▶ _STATED GOAL_: Edit the listing below by changing every instance of "candle-body" to "bar-body", keeping every other character the same.

(Source records)

^^^^^^^^^^^^^^^^

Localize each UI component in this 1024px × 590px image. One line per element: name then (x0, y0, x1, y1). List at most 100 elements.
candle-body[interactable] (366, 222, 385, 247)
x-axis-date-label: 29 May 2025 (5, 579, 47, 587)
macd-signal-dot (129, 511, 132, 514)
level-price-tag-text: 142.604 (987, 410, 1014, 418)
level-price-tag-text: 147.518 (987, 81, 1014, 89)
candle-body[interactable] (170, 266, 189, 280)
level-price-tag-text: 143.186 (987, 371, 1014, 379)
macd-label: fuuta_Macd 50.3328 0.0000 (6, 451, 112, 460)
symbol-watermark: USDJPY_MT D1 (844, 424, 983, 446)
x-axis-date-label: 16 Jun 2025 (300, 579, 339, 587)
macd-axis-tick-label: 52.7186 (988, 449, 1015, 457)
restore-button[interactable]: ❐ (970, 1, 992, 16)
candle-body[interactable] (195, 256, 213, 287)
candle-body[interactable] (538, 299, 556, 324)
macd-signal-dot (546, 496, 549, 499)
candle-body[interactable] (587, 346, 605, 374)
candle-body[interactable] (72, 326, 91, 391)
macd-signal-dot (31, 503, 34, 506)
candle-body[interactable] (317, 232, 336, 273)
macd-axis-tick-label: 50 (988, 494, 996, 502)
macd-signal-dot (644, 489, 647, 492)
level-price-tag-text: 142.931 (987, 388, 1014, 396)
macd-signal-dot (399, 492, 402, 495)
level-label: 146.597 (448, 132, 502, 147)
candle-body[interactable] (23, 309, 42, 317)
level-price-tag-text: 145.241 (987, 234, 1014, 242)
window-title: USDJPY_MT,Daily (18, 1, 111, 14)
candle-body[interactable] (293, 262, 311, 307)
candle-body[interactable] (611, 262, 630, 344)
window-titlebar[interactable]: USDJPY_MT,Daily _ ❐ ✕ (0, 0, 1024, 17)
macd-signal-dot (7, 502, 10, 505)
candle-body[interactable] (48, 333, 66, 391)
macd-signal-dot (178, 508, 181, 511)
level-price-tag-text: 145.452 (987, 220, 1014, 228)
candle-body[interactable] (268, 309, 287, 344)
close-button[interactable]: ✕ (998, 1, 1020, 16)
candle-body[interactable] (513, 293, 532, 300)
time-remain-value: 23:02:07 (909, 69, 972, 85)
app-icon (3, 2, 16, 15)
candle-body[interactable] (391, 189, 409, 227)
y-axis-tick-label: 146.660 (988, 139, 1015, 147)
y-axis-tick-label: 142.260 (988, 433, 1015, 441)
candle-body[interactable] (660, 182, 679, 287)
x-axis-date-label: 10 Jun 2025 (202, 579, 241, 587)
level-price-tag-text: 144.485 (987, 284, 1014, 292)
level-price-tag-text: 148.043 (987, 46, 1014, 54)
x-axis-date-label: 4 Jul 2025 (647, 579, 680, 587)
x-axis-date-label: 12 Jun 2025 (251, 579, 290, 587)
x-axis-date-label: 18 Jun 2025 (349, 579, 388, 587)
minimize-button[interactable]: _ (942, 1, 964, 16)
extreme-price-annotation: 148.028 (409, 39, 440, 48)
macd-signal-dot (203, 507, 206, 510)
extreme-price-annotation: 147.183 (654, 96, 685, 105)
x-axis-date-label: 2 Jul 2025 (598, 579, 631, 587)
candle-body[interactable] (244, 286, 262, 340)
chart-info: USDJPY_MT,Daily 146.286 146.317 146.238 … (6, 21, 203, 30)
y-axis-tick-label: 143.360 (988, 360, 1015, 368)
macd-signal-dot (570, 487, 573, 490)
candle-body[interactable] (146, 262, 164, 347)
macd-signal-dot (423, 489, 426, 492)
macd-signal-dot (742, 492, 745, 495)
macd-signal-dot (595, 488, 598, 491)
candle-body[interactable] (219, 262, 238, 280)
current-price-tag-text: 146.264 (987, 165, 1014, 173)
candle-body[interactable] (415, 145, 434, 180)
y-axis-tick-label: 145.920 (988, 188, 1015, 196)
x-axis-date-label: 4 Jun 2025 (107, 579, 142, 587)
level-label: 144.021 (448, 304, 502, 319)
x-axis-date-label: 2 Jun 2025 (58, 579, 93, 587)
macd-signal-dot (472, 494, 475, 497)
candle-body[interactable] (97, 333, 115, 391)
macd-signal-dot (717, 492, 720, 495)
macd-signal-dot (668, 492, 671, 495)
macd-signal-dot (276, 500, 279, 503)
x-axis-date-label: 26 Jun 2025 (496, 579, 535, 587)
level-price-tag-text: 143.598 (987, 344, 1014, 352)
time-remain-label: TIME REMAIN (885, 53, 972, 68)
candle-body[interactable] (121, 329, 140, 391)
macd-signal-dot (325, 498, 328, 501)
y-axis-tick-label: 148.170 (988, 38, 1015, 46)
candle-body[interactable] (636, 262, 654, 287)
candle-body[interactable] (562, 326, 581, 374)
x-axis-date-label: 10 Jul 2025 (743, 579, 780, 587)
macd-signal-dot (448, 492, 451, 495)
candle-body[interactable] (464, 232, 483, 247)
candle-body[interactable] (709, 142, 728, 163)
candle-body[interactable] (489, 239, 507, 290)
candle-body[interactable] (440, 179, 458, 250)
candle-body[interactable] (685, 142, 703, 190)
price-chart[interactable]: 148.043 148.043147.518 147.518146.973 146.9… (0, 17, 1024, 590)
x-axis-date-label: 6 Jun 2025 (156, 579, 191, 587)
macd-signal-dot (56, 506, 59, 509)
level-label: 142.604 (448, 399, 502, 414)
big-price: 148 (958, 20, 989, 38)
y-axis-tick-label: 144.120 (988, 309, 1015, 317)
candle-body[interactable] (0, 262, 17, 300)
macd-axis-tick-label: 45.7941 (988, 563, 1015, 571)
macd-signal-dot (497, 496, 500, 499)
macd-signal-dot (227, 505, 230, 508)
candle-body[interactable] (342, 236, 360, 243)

^^^^^^^^^^^^^^^^

▶ _PROBLEM SOLUTION_:
Localize each UI component in this 1024px × 590px image. One line per element: name then (x0, y0, x1, y1). List at most 100 elements.
bar-body[interactable] (366, 222, 385, 247)
x-axis-date-label: 29 May 2025 (5, 579, 47, 587)
macd-signal-dot (129, 511, 132, 514)
level-price-tag-text: 142.604 (987, 410, 1014, 418)
level-price-tag-text: 147.518 (987, 81, 1014, 89)
bar-body[interactable] (170, 266, 189, 280)
level-price-tag-text: 143.186 (987, 371, 1014, 379)
macd-label: fuuta_Macd 50.3328 0.0000 (6, 451, 112, 460)
symbol-watermark: USDJPY_MT D1 (844, 424, 983, 446)
x-axis-date-label: 16 Jun 2025 (300, 579, 339, 587)
macd-axis-tick-label: 52.7186 (988, 449, 1015, 457)
restore-button[interactable]: ❐ (970, 1, 992, 16)
bar-body[interactable] (195, 256, 213, 287)
bar-body[interactable] (538, 299, 556, 324)
macd-signal-dot (546, 496, 549, 499)
bar-body[interactable] (587, 346, 605, 374)
bar-body[interactable] (72, 326, 91, 391)
macd-signal-dot (31, 503, 34, 506)
bar-body[interactable] (317, 232, 336, 273)
macd-axis-tick-label: 50 (988, 494, 996, 502)
macd-signal-dot (644, 489, 647, 492)
level-price-tag-text: 142.931 (987, 388, 1014, 396)
macd-signal-dot (399, 492, 402, 495)
level-label: 146.597 (448, 132, 502, 147)
bar-body[interactable] (23, 309, 42, 317)
level-price-tag-text: 145.241 (987, 234, 1014, 242)
window-title: USDJPY_MT,Daily (18, 1, 111, 14)
bar-body[interactable] (293, 262, 311, 307)
bar-body[interactable] (611, 262, 630, 344)
window-titlebar[interactable]: USDJPY_MT,Daily _ ❐ ✕ (0, 0, 1024, 17)
macd-signal-dot (7, 502, 10, 505)
bar-body[interactable] (48, 333, 66, 391)
macd-signal-dot (178, 508, 181, 511)
level-price-tag-text: 145.452 (987, 220, 1014, 228)
bar-body[interactable] (268, 309, 287, 344)
close-button[interactable]: ✕ (998, 1, 1020, 16)
bar-body[interactable] (513, 293, 532, 300)
time-remain-value: 23:02:07 (909, 69, 972, 85)
app-icon (3, 2, 16, 15)
bar-body[interactable] (391, 189, 409, 227)
y-axis-tick-label: 146.660 (988, 139, 1015, 147)
y-axis-tick-label: 142.260 (988, 433, 1015, 441)
bar-body[interactable] (660, 182, 679, 287)
x-axis-date-label: 10 Jun 2025 (202, 579, 241, 587)
level-price-tag-text: 144.485 (987, 284, 1014, 292)
level-price-tag-text: 148.043 (987, 46, 1014, 54)
x-axis-date-label: 4 Jul 2025 (647, 579, 680, 587)
x-axis-date-label: 12 Jun 2025 (251, 579, 290, 587)
x-axis-date-label: 18 Jun 2025 (349, 579, 388, 587)
minimize-button[interactable]: _ (942, 1, 964, 16)
extreme-price-annotation: 148.028 (409, 39, 440, 48)
macd-signal-dot (203, 507, 206, 510)
extreme-price-annotation: 147.183 (654, 96, 685, 105)
x-axis-date-label: 2 Jul 2025 (598, 579, 631, 587)
bar-body[interactable] (244, 286, 262, 340)
chart-info: USDJPY_MT,Daily 146.286 146.317 146.238 … (6, 21, 203, 30)
y-axis-tick-label: 143.360 (988, 360, 1015, 368)
macd-signal-dot (570, 487, 573, 490)
bar-body[interactable] (146, 262, 164, 347)
macd-signal-dot (423, 489, 426, 492)
macd-signal-dot (742, 492, 745, 495)
macd-signal-dot (595, 488, 598, 491)
bar-body[interactable] (219, 262, 238, 280)
current-price-tag-text: 146.264 (987, 165, 1014, 173)
bar-body[interactable] (415, 145, 434, 180)
y-axis-tick-label: 145.920 (988, 188, 1015, 196)
x-axis-date-label: 4 Jun 2025 (107, 579, 142, 587)
level-label: 144.021 (448, 304, 502, 319)
x-axis-date-label: 2 Jun 2025 (58, 579, 93, 587)
macd-signal-dot (472, 494, 475, 497)
bar-body[interactable] (97, 333, 115, 391)
macd-signal-dot (717, 492, 720, 495)
macd-signal-dot (668, 492, 671, 495)
macd-signal-dot (276, 500, 279, 503)
x-axis-date-label: 26 Jun 2025 (496, 579, 535, 587)
level-price-tag-text: 143.598 (987, 344, 1014, 352)
time-remain-label: TIME REMAIN (885, 53, 972, 68)
bar-body[interactable] (121, 329, 140, 391)
macd-signal-dot (325, 498, 328, 501)
y-axis-tick-label: 148.170 (988, 38, 1015, 46)
bar-body[interactable] (636, 262, 654, 287)
bar-body[interactable] (562, 326, 581, 374)
x-axis-date-label: 10 Jul 2025 (743, 579, 780, 587)
macd-signal-dot (448, 492, 451, 495)
bar-body[interactable] (464, 232, 483, 247)
bar-body[interactable] (709, 142, 728, 163)
bar-body[interactable] (489, 239, 507, 290)
bar-body[interactable] (440, 179, 458, 250)
bar-body[interactable] (685, 142, 703, 190)
price-chart[interactable]: 148.043 148.043147.518 147.518146.973 146.9… (0, 17, 1024, 590)
x-axis-date-label: 6 Jun 2025 (156, 579, 191, 587)
macd-signal-dot (56, 506, 59, 509)
level-label: 142.604 (448, 399, 502, 414)
big-price: 148 (958, 20, 989, 38)
y-axis-tick-label: 144.120 (988, 309, 1015, 317)
bar-body[interactable] (0, 262, 17, 300)
macd-axis-tick-label: 45.7941 (988, 563, 1015, 571)
macd-signal-dot (497, 496, 500, 499)
macd-signal-dot (227, 505, 230, 508)
bar-body[interactable] (342, 236, 360, 243)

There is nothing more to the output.